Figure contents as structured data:
────────────────

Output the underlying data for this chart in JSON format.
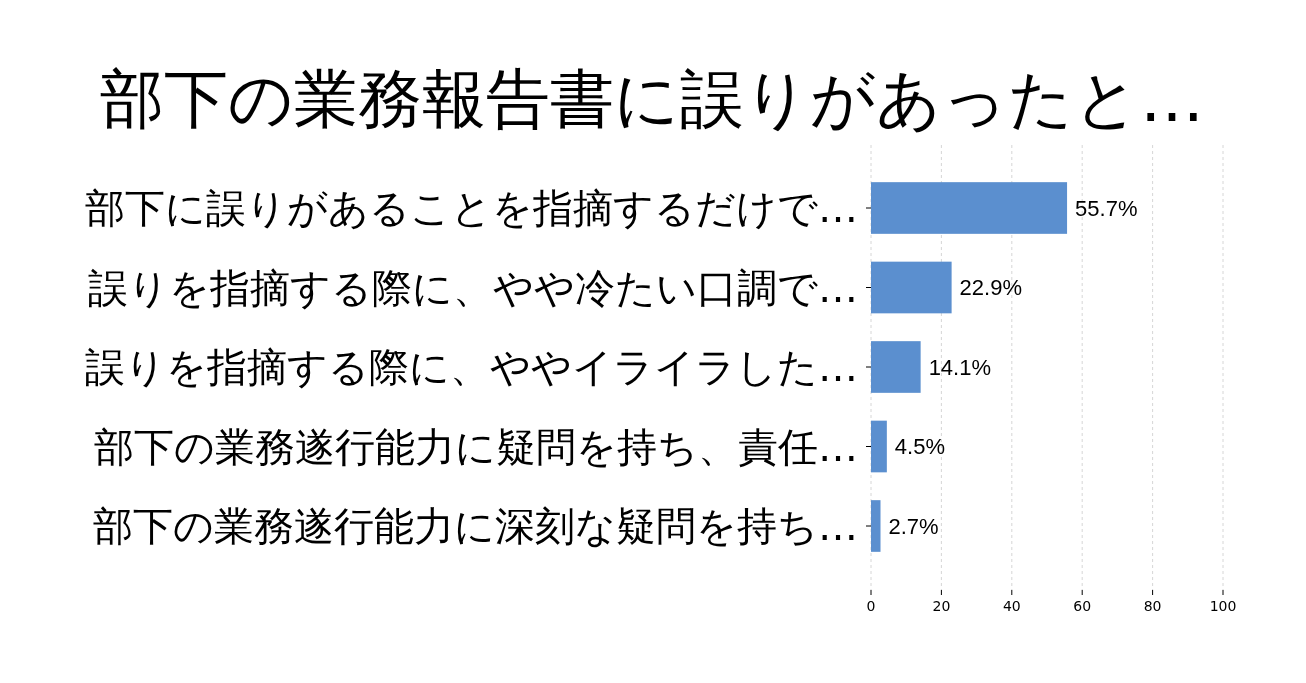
{
  "chart_data": {
    "type": "bar",
    "orientation": "horizontal",
    "title": "部下の業務報告書に誤りがあったと…",
    "categories": [
      "部下に誤りがあることを指摘するだけで…",
      "誤りを指摘する際に、やや冷たい口調で…",
      "誤りを指摘する際に、ややイライラした…",
      "部下の業務遂行能力に疑問を持ち、責任…",
      "部下の業務遂行能力に深刻な疑問を持ち…"
    ],
    "values": [
      55.7,
      22.9,
      14.1,
      4.5,
      2.7
    ],
    "value_labels": [
      "55.7%",
      "22.9%",
      "14.1%",
      "4.5%",
      "2.7%"
    ],
    "color": "#5b8fcf",
    "xlim": [
      0,
      100
    ],
    "xticks": [
      0,
      20,
      40,
      60,
      80,
      100
    ],
    "grid": "x"
  }
}
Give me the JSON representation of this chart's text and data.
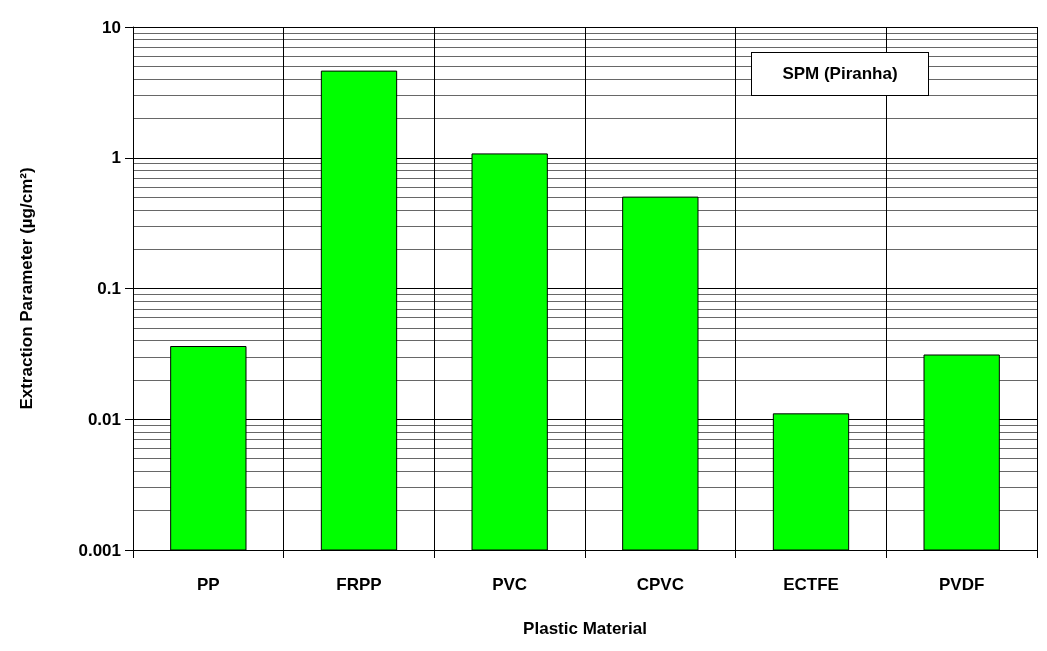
{
  "chart_data": {
    "type": "bar",
    "xlabel": "Plastic Material",
    "ylabel": "Extraction Parameter (µg/cm²)",
    "categories": [
      "PP",
      "FRPP",
      "PVC",
      "CPVC",
      "ECTFE",
      "PVDF"
    ],
    "values": [
      0.036,
      4.6,
      1.07,
      0.5,
      0.011,
      0.031
    ],
    "color": "#00ff00",
    "log": "y",
    "ylim": [
      0.001,
      10
    ],
    "yticks": [
      0.001,
      0.01,
      0.1,
      1,
      10
    ],
    "grid": true,
    "annotations": [
      "SPM (Piranha)"
    ]
  }
}
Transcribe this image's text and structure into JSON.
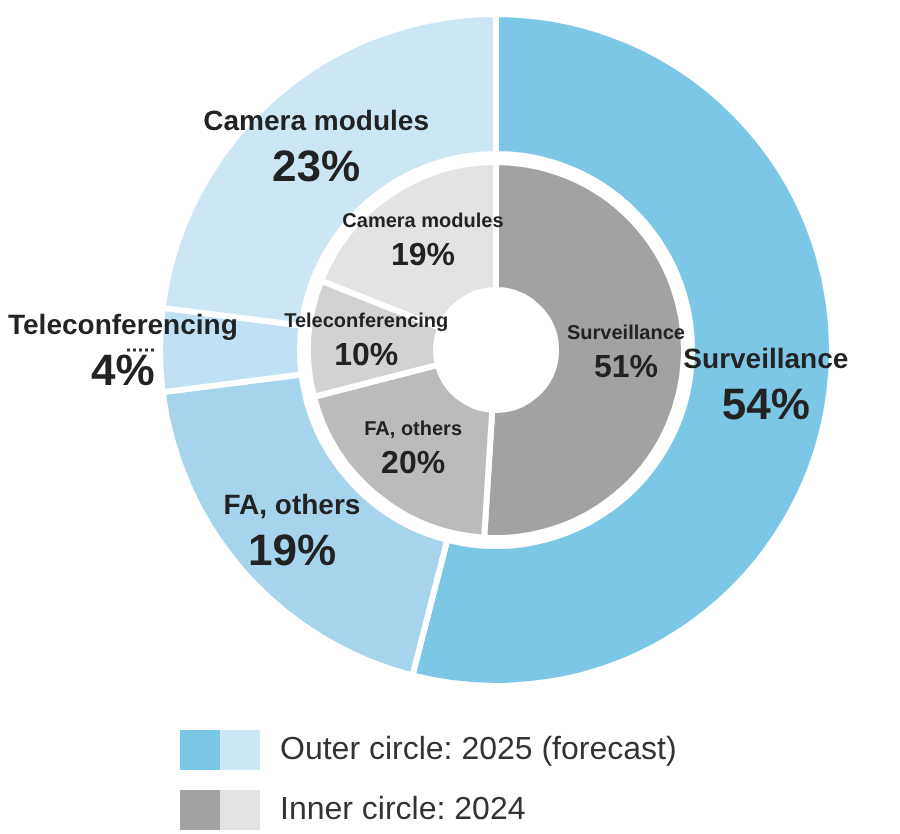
{
  "chart_data": {
    "type": "donut",
    "categories": [
      "Surveillance",
      "FA, others",
      "Teleconferencing",
      "Camera modules"
    ],
    "legend": "bottom left",
    "series": [
      {
        "name": "Outer circle: 2025 (forecast)",
        "values": [
          54,
          19,
          4,
          23
        ],
        "value_labels": [
          "54%",
          "19%",
          "4%",
          "23%"
        ],
        "colors": [
          "#7cc7e5",
          "#a5d4ec",
          "#bfe1f3",
          "#cce6f4"
        ]
      },
      {
        "name": "Inner circle: 2024",
        "values": [
          51,
          20,
          10,
          19
        ],
        "value_labels": [
          "51%",
          "20%",
          "10%",
          "19%"
        ],
        "colors": [
          "#a2a2a5",
          "#bbbbbd",
          "#d2d2d4",
          "#e3e3e4"
        ]
      }
    ]
  }
}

────────────────

Write out exactly, and nothing more than, the lines of the entries above from the line containing "Transcribe this image's" through the final line; omit any pictures.

Transcribe this image's text and structure into JSON.
{
  "chart_data": {
    "type": "donut",
    "categories": [
      "Surveillance",
      "FA, others",
      "Teleconferencing",
      "Camera modules"
    ],
    "legend": "bottom left",
    "series": [
      {
        "name": "Outer circle: 2025 (forecast)",
        "values": [
          54,
          19,
          4,
          23
        ],
        "value_labels": [
          "54%",
          "19%",
          "4%",
          "23%"
        ],
        "colors": [
          "#7cc7e5",
          "#a5d4ec",
          "#bfe1f3",
          "#cce6f4"
        ]
      },
      {
        "name": "Inner circle: 2024",
        "values": [
          51,
          20,
          10,
          19
        ],
        "value_labels": [
          "51%",
          "20%",
          "10%",
          "19%"
        ],
        "colors": [
          "#a2a2a5",
          "#bbbbbd",
          "#d2d2d4",
          "#e3e3e4"
        ]
      }
    ]
  }
}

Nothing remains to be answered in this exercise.